YOUR INSTRUCTIONS: Every line of the data below that holds the string "tumor" needs to be reported.

RECORDS FOR THE TASK:
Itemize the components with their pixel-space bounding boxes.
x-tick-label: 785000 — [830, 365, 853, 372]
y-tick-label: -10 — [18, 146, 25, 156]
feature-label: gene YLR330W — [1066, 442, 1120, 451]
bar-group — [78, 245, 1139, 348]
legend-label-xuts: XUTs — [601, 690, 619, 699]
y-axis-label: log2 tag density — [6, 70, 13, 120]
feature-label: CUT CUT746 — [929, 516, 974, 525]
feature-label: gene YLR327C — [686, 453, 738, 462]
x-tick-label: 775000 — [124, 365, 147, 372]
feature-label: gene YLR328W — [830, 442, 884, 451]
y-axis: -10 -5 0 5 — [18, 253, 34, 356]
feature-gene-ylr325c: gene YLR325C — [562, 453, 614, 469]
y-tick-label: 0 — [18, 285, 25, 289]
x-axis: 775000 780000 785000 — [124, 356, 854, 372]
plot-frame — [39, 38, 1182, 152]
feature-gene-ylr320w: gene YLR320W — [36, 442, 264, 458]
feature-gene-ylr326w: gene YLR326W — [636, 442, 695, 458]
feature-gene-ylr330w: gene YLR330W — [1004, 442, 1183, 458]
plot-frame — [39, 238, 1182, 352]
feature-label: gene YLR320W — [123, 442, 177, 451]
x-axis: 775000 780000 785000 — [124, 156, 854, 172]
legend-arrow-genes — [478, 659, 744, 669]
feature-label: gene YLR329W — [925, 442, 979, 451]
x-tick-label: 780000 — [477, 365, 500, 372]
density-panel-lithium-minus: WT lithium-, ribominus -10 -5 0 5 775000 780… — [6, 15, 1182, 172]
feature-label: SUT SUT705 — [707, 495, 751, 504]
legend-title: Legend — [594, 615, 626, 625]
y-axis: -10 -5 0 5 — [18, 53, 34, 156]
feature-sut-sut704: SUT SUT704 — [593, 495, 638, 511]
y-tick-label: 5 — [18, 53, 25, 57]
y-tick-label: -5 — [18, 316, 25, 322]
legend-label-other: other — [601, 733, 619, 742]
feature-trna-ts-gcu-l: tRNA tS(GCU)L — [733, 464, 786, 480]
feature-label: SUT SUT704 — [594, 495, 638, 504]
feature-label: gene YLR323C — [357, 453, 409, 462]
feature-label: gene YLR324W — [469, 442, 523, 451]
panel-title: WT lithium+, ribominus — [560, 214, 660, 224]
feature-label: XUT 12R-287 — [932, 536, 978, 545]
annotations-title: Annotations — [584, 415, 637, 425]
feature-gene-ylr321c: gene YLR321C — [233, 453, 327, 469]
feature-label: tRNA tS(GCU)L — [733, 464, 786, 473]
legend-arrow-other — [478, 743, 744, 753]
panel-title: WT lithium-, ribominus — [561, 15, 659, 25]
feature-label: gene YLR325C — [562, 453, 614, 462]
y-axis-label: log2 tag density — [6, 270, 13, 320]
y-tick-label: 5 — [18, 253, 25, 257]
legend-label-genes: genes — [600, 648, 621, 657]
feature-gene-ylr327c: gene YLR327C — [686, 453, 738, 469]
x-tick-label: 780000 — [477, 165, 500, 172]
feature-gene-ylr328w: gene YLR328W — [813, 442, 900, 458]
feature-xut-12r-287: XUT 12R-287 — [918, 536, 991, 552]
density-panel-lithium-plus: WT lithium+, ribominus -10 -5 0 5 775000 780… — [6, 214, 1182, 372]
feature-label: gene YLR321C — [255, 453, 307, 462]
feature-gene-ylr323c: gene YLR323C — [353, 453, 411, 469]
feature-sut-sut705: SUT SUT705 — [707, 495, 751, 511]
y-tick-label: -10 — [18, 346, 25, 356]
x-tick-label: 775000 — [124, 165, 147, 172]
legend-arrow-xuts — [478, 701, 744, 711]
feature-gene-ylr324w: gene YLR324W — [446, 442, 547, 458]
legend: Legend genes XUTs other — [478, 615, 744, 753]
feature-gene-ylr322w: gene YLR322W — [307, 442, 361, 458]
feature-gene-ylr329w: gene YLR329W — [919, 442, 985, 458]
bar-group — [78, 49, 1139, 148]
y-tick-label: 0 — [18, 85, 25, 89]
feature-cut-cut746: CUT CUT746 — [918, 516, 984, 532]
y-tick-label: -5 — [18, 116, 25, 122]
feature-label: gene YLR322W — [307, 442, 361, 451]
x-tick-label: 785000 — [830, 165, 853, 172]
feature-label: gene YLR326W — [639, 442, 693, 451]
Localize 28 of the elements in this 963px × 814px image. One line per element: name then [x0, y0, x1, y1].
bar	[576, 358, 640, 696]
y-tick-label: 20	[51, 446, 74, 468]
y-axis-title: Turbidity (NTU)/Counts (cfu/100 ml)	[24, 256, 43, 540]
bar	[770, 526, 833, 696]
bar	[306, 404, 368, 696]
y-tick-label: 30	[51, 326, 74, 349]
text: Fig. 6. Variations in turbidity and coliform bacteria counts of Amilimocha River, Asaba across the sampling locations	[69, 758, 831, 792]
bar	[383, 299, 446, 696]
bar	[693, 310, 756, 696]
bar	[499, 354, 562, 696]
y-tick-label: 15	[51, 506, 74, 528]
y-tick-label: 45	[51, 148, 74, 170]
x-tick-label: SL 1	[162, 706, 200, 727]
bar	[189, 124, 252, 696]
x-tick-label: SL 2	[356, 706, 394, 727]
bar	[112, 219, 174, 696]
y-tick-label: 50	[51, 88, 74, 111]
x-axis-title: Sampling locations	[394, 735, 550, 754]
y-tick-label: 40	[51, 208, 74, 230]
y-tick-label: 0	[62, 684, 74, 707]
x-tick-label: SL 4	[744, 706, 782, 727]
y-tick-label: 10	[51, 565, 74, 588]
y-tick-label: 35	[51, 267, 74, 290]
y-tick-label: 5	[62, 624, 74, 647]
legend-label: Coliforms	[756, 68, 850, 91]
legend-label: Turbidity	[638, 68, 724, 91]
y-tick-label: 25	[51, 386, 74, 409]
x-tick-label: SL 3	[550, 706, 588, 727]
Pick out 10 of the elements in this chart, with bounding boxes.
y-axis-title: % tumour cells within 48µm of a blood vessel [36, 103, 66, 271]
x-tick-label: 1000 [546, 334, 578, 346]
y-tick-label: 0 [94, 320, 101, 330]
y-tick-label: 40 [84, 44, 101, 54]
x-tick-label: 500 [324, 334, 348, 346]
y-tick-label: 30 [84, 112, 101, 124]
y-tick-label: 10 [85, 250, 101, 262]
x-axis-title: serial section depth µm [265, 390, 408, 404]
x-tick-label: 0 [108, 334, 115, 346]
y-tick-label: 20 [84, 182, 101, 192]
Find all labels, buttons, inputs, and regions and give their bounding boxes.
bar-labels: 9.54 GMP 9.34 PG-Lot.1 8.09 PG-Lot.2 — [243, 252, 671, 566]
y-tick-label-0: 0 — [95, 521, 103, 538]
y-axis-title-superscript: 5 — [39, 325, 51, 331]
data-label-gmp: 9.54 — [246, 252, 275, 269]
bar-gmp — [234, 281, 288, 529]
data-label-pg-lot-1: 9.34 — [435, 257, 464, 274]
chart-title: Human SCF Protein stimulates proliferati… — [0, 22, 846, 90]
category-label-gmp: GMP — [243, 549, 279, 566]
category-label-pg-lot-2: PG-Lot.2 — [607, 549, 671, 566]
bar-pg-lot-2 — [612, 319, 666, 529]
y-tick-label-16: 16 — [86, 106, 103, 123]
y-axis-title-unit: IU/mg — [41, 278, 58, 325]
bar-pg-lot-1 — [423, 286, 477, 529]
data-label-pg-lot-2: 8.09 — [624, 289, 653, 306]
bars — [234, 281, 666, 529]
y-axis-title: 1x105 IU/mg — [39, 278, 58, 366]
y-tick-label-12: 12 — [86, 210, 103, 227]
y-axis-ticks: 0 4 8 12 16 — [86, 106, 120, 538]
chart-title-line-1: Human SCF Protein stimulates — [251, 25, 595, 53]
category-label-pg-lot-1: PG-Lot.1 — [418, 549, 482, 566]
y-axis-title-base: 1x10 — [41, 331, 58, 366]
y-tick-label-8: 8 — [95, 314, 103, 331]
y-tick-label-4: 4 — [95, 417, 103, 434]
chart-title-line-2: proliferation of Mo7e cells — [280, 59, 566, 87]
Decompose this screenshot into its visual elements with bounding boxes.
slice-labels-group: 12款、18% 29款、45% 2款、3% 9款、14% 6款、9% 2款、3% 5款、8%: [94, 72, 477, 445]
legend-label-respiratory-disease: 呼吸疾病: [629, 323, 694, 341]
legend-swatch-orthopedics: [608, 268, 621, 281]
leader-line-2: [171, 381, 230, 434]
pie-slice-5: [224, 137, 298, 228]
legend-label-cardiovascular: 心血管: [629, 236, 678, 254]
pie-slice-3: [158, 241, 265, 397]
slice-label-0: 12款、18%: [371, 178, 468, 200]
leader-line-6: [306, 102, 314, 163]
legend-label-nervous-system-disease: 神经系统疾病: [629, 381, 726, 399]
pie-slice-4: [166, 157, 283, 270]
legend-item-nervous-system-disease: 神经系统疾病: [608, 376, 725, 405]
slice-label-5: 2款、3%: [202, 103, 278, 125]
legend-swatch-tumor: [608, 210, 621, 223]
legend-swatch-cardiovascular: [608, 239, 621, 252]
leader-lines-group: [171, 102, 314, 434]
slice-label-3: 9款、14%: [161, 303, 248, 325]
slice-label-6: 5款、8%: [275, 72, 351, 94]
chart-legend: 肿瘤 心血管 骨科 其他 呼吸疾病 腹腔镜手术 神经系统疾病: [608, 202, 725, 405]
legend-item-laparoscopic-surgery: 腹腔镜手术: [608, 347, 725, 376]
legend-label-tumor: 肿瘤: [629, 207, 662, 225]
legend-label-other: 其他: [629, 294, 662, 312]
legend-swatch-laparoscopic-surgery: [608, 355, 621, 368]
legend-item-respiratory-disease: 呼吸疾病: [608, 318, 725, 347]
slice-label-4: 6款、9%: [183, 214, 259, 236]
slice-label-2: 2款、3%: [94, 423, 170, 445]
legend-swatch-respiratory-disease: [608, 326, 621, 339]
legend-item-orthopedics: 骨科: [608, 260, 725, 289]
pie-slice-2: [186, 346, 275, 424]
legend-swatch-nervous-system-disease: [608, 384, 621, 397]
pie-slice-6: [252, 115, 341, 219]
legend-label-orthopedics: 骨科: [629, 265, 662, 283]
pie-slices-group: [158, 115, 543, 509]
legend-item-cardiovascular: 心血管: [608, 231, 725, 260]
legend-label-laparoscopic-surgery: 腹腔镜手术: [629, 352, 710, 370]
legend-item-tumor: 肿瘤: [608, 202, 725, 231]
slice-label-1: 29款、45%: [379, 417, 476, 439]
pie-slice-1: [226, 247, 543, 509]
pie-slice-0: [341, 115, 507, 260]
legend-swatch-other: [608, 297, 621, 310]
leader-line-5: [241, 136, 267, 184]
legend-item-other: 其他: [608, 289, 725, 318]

ANSWER TO THE PROBLEM:
legend-swatch-tumor: [608, 210, 621, 223]
legend-label-tumor: 肿瘤: [629, 207, 662, 225]
legend-item-tumor: 肿瘤: [608, 202, 725, 231]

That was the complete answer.